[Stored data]
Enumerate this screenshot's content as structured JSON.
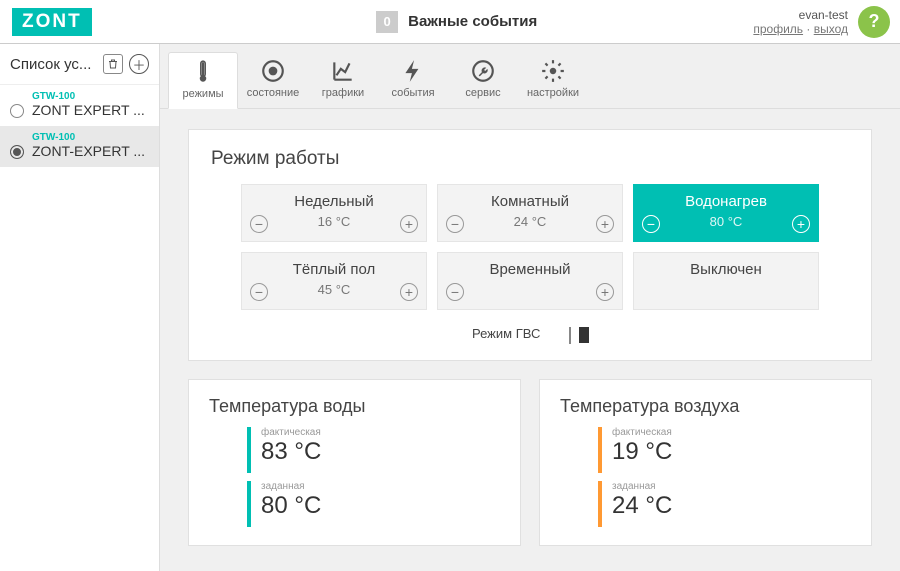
{
  "brand": "ZONT",
  "header": {
    "events_count": "0",
    "events_label": "Важные события",
    "username": "evan-test",
    "profile_link": "профиль",
    "logout_link": "выход",
    "help_glyph": "?"
  },
  "sidebar": {
    "title": "Список ус...",
    "devices": [
      {
        "model": "GTW-100",
        "name": "ZONT EXPERT ..."
      },
      {
        "model": "GTW-100",
        "name": "ZONT-EXPERT ..."
      }
    ],
    "active_index": 1
  },
  "tabs": [
    {
      "id": "modes",
      "label": "режимы"
    },
    {
      "id": "status",
      "label": "состояние"
    },
    {
      "id": "charts",
      "label": "графики"
    },
    {
      "id": "events",
      "label": "события"
    },
    {
      "id": "service",
      "label": "сервис"
    },
    {
      "id": "settings",
      "label": "настройки"
    }
  ],
  "active_tab": "modes",
  "mode_panel": {
    "title": "Режим работы",
    "modes": [
      {
        "name": "Недельный",
        "temp": "16 °C",
        "adjustable": true
      },
      {
        "name": "Комнатный",
        "temp": "24 °C",
        "adjustable": true
      },
      {
        "name": "Водонагрев",
        "temp": "80 °C",
        "adjustable": true,
        "active": true
      },
      {
        "name": "Тёплый пол",
        "temp": "45 °C",
        "adjustable": true
      },
      {
        "name": "Временный",
        "temp": "",
        "adjustable": true
      },
      {
        "name": "Выключен",
        "temp": "",
        "adjustable": false
      }
    ],
    "gvs_label": "Режим ГВС",
    "gvs_on": true
  },
  "temp_water": {
    "title": "Температура воды",
    "actual_label": "фактическая",
    "actual_value": "83 °C",
    "target_label": "заданная",
    "target_value": "80 °C"
  },
  "temp_air": {
    "title": "Температура воздуха",
    "actual_label": "фактическая",
    "actual_value": "19 °C",
    "target_label": "заданная",
    "target_value": "24 °C"
  }
}
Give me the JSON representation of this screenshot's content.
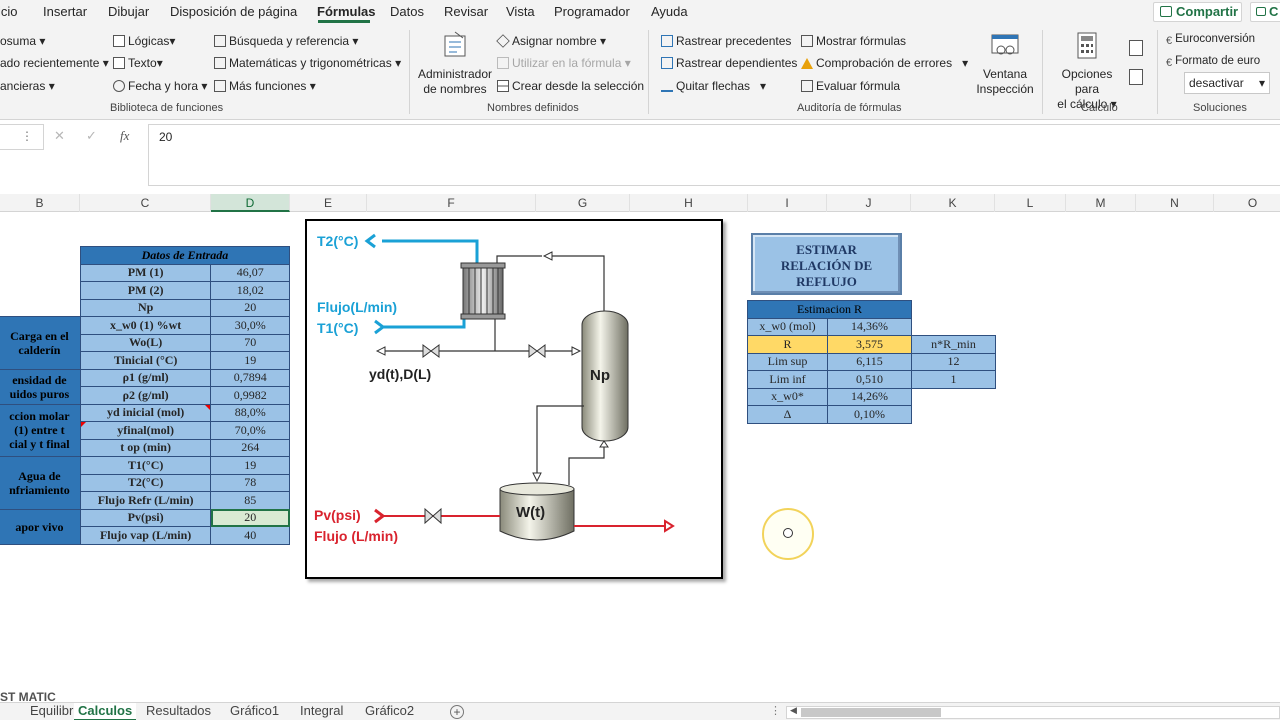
{
  "menu": {
    "items": [
      "icio",
      "Insertar",
      "Dibujar",
      "Disposición de página",
      "Fórmulas",
      "Datos",
      "Revisar",
      "Vista",
      "Programador",
      "Ayuda"
    ],
    "active": "Fórmulas",
    "share_label": "Compartir",
    "comment_label": "C"
  },
  "ribbon": {
    "lib": {
      "autosum": "osuma",
      "recent": "ado recientemente",
      "financial": "ancieras",
      "logical": "Lógicas",
      "text": "Texto",
      "datetime": "Fecha y hora",
      "lookup": "Búsqueda y referencia",
      "math": "Matemáticas y trigonométricas",
      "more": "Más funciones",
      "group_label": "Biblioteca de funciones"
    },
    "names": {
      "manager_l1": "Administrador",
      "manager_l2": "de nombres",
      "define": "Asignar nombre",
      "use": "Utilizar en la fórmula",
      "create": "Crear desde la selección",
      "group_label": "Nombres definidos"
    },
    "audit": {
      "precedents": "Rastrear precedentes",
      "dependents": "Rastrear dependientes",
      "remove": "Quitar flechas",
      "show": "Mostrar fórmulas",
      "errors": "Comprobación de errores",
      "evaluate": "Evaluar fórmula",
      "watch_l1": "Ventana",
      "watch_l2": "Inspección",
      "group_label": "Auditoría de fórmulas"
    },
    "calc": {
      "options_l1": "Opciones para",
      "options_l2": "el cálculo",
      "group_label": "Cálculo"
    },
    "solutions": {
      "euroconv": "Euroconversión",
      "euroformat": "Formato de euro",
      "dropdown": "desactivar",
      "group_label": "Soluciones"
    }
  },
  "formula_bar": {
    "fx": "fx",
    "value": "20"
  },
  "columns": [
    "B",
    "C",
    "D",
    "E",
    "F",
    "G",
    "H",
    "I",
    "J",
    "K",
    "L",
    "M",
    "N",
    "O"
  ],
  "selected_column": "D",
  "data_table": {
    "header": "Datos de Entrada",
    "rows": [
      {
        "group": "",
        "label": "PM (1)",
        "value": "46,07"
      },
      {
        "group": "",
        "label": "PM (2)",
        "value": "18,02"
      },
      {
        "group": "",
        "label": "Np",
        "value": "20"
      },
      {
        "group": "Carga en el",
        "label": "x_w0 (1) %wt",
        "value": "30,0%"
      },
      {
        "group": "calderín",
        "label": "Wo(L)",
        "value": "70"
      },
      {
        "group": "",
        "label": "Tinicial (°C)",
        "value": "19"
      },
      {
        "group": "ensidad de",
        "label": "ρ1 (g/ml)",
        "value": "0,7894"
      },
      {
        "group": "uidos puros",
        "label": "ρ2 (g/ml)",
        "value": "0,9982"
      },
      {
        "group": "ccion molar",
        "label": "yd inicial (mol)",
        "value": "88,0%"
      },
      {
        "group": "(1) entre t",
        "label": "yfinal(mol)",
        "value": "70,0%"
      },
      {
        "group": "cial y t final",
        "label": "t op (min)",
        "value": "264"
      },
      {
        "group": "Agua de",
        "label": "T1(°C)",
        "value": "19"
      },
      {
        "group": "",
        "label": "T2(°C)",
        "value": "78"
      },
      {
        "group": "nfriamiento",
        "label": "Flujo Refr (L/min)",
        "value": "85"
      },
      {
        "group": "apor vivo",
        "label": "Pv(psi)",
        "value": "20"
      },
      {
        "group": "",
        "label": "Flujo vap (L/min)",
        "value": "40"
      }
    ]
  },
  "diagram": {
    "t2": "T2(°C)",
    "flujo_top": "Flujo(L/min)",
    "t1": "T1(°C)",
    "yd": "yd(t),D(L)",
    "np": "Np",
    "pv": "Pv(psi)",
    "flujo_bottom": "Flujo (L/min)",
    "wt": "W(t)"
  },
  "estimar_button": {
    "line1": "ESTIMAR",
    "line2": "RELACIÓN DE",
    "line3": "REFLUJO"
  },
  "estimation": {
    "header": "Estimacion R",
    "rows": [
      {
        "label": "x_w0  (mol)",
        "value": "14,36%",
        "extra_label": "",
        "extra_value": ""
      },
      {
        "label": "R",
        "value": "3,575",
        "extra_label": "n*R_min",
        "extra_value": ""
      },
      {
        "label": "Lim sup",
        "value": "6,115",
        "extra_label": "",
        "extra_value": "12"
      },
      {
        "label": "Lim inf",
        "value": "0,510",
        "extra_label": "",
        "extra_value": "1"
      },
      {
        "label": "x_w0*",
        "value": "14,26%",
        "extra_label": "",
        "extra_value": ""
      },
      {
        "label": "Δ",
        "value": "0,10%",
        "extra_label": "",
        "extra_value": ""
      }
    ]
  },
  "sheet_tabs": {
    "tabs": [
      "Equilibrio",
      "Calculos",
      "Resultados",
      "Gráfico1",
      "Integral",
      "Gráfico2"
    ],
    "active": "Calculos"
  },
  "watermark": "ST MATIC",
  "colors": {
    "accent": "#217346",
    "cell_blue": "#9bc2e6",
    "header_blue": "#2f75b5",
    "highlight": "#ffd966",
    "stream_blue": "#1aa1d6",
    "stream_red": "#d9232e"
  }
}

▸ **TASK TO CARRY OUT**:
Copy out every line of the material above exactly, skipping the pictures.

▸ **TASK RESULT**:
Enumerate this screenshot's content as structured JSON.
{
  "brand": "ZONT",
  "header": {
    "events_count": "0",
    "events_label": "Важные события",
    "username": "evan-test",
    "profile_link": "профиль",
    "logout_link": "выход",
    "help_glyph": "?"
  },
  "sidebar": {
    "title": "Список ус...",
    "devices": [
      {
        "model": "GTW-100",
        "name": "ZONT EXPERT ..."
      },
      {
        "model": "GTW-100",
        "name": "ZONT-EXPERT ..."
      }
    ],
    "active_index": 1
  },
  "tabs": [
    {
      "id": "modes",
      "label": "режимы"
    },
    {
      "id": "status",
      "label": "состояние"
    },
    {
      "id": "charts",
      "label": "графики"
    },
    {
      "id": "events",
      "label": "события"
    },
    {
      "id": "service",
      "label": "сервис"
    },
    {
      "id": "settings",
      "label": "настройки"
    }
  ],
  "active_tab": "modes",
  "mode_panel": {
    "title": "Режим работы",
    "modes": [
      {
        "name": "Недельный",
        "temp": "16 °C",
        "adjustable": true
      },
      {
        "name": "Комнатный",
        "temp": "24 °C",
        "adjustable": true
      },
      {
        "name": "Водонагрев",
        "temp": "80 °C",
        "adjustable": true,
        "active": true
      },
      {
        "name": "Тёплый пол",
        "temp": "45 °C",
        "adjustable": true
      },
      {
        "name": "Временный",
        "temp": "",
        "adjustable": true
      },
      {
        "name": "Выключен",
        "temp": "",
        "adjustable": false
      }
    ],
    "gvs_label": "Режим ГВС",
    "gvs_on": true
  },
  "temp_water": {
    "title": "Температура воды",
    "actual_label": "фактическая",
    "actual_value": "83 °C",
    "target_label": "заданная",
    "target_value": "80 °C"
  },
  "temp_air": {
    "title": "Температура воздуха",
    "actual_label": "фактическая",
    "actual_value": "19 °C",
    "target_label": "заданная",
    "target_value": "24 °C"
  }
}
Give me the JSON representation of this screenshot's content.
{
  "menu": {
    "items": [
      "icio",
      "Insertar",
      "Dibujar",
      "Disposición de página",
      "Fórmulas",
      "Datos",
      "Revisar",
      "Vista",
      "Programador",
      "Ayuda"
    ],
    "active": "Fórmulas",
    "share_label": "Compartir",
    "comment_label": "C"
  },
  "ribbon": {
    "lib": {
      "autosum": "osuma",
      "recent": "ado recientemente",
      "financial": "ancieras",
      "logical": "Lógicas",
      "text": "Texto",
      "datetime": "Fecha y hora",
      "lookup": "Búsqueda y referencia",
      "math": "Matemáticas y trigonométricas",
      "more": "Más funciones",
      "group_label": "Biblioteca de funciones"
    },
    "names": {
      "manager_l1": "Administrador",
      "manager_l2": "de nombres",
      "define": "Asignar nombre",
      "use": "Utilizar en la fórmula",
      "create": "Crear desde la selección",
      "group_label": "Nombres definidos"
    },
    "audit": {
      "precedents": "Rastrear precedentes",
      "dependents": "Rastrear dependientes",
      "remove": "Quitar flechas",
      "show": "Mostrar fórmulas",
      "errors": "Comprobación de errores",
      "evaluate": "Evaluar fórmula",
      "watch_l1": "Ventana",
      "watch_l2": "Inspección",
      "group_label": "Auditoría de fórmulas"
    },
    "calc": {
      "options_l1": "Opciones para",
      "options_l2": "el cálculo",
      "group_label": "Cálculo"
    },
    "solutions": {
      "euroconv": "Euroconversión",
      "euroformat": "Formato de euro",
      "dropdown": "desactivar",
      "group_label": "Soluciones"
    }
  },
  "formula_bar": {
    "fx": "fx",
    "value": "20"
  },
  "columns": [
    "B",
    "C",
    "D",
    "E",
    "F",
    "G",
    "H",
    "I",
    "J",
    "K",
    "L",
    "M",
    "N",
    "O"
  ],
  "selected_column": "D",
  "data_table": {
    "header": "Datos de Entrada",
    "rows": [
      {
        "group": "",
        "label": "PM (1)",
        "value": "46,07"
      },
      {
        "group": "",
        "label": "PM (2)",
        "value": "18,02"
      },
      {
        "group": "",
        "label": "Np",
        "value": "20"
      },
      {
        "group": "Carga en el",
        "label": "x_w0 (1) %wt",
        "value": "30,0%"
      },
      {
        "group": "calderín",
        "label": "Wo(L)",
        "value": "70"
      },
      {
        "group": "",
        "label": "Tinicial (°C)",
        "value": "19"
      },
      {
        "group": "ensidad de",
        "label": "ρ1 (g/ml)",
        "value": "0,7894"
      },
      {
        "group": "uidos puros",
        "label": "ρ2 (g/ml)",
        "value": "0,9982"
      },
      {
        "group": "ccion molar",
        "label": "yd inicial (mol)",
        "value": "88,0%"
      },
      {
        "group": "(1) entre t",
        "label": "yfinal(mol)",
        "value": "70,0%"
      },
      {
        "group": "cial y t final",
        "label": "t op (min)",
        "value": "264"
      },
      {
        "group": "Agua de",
        "label": "T1(°C)",
        "value": "19"
      },
      {
        "group": "",
        "label": "T2(°C)",
        "value": "78"
      },
      {
        "group": "nfriamiento",
        "label": "Flujo Refr (L/min)",
        "value": "85"
      },
      {
        "group": "apor vivo",
        "label": "Pv(psi)",
        "value": "20"
      },
      {
        "group": "",
        "label": "Flujo vap (L/min)",
        "value": "40"
      }
    ]
  },
  "diagram": {
    "t2": "T2(°C)",
    "flujo_top": "Flujo(L/min)",
    "t1": "T1(°C)",
    "yd": "yd(t),D(L)",
    "np": "Np",
    "pv": "Pv(psi)",
    "flujo_bottom": "Flujo (L/min)",
    "wt": "W(t)"
  },
  "estimar_button": {
    "line1": "ESTIMAR",
    "line2": "RELACIÓN DE",
    "line3": "REFLUJO"
  },
  "estimation": {
    "header": "Estimacion R",
    "rows": [
      {
        "label": "x_w0  (mol)",
        "value": "14,36%",
        "extra_label": "",
        "extra_value": ""
      },
      {
        "label": "R",
        "value": "3,575",
        "extra_label": "n*R_min",
        "extra_value": ""
      },
      {
        "label": "Lim sup",
        "value": "6,115",
        "extra_label": "",
        "extra_value": "12"
      },
      {
        "label": "Lim inf",
        "value": "0,510",
        "extra_label": "",
        "extra_value": "1"
      },
      {
        "label": "x_w0*",
        "value": "14,26%",
        "extra_label": "",
        "extra_value": ""
      },
      {
        "label": "Δ",
        "value": "0,10%",
        "extra_label": "",
        "extra_value": ""
      }
    ]
  },
  "sheet_tabs": {
    "tabs": [
      "Equilibrio",
      "Calculos",
      "Resultados",
      "Gráfico1",
      "Integral",
      "Gráfico2"
    ],
    "active": "Calculos"
  },
  "watermark": "ST MATIC",
  "colors": {
    "accent": "#217346",
    "cell_blue": "#9bc2e6",
    "header_blue": "#2f75b5",
    "highlight": "#ffd966",
    "stream_blue": "#1aa1d6",
    "stream_red": "#d9232e"
  }
}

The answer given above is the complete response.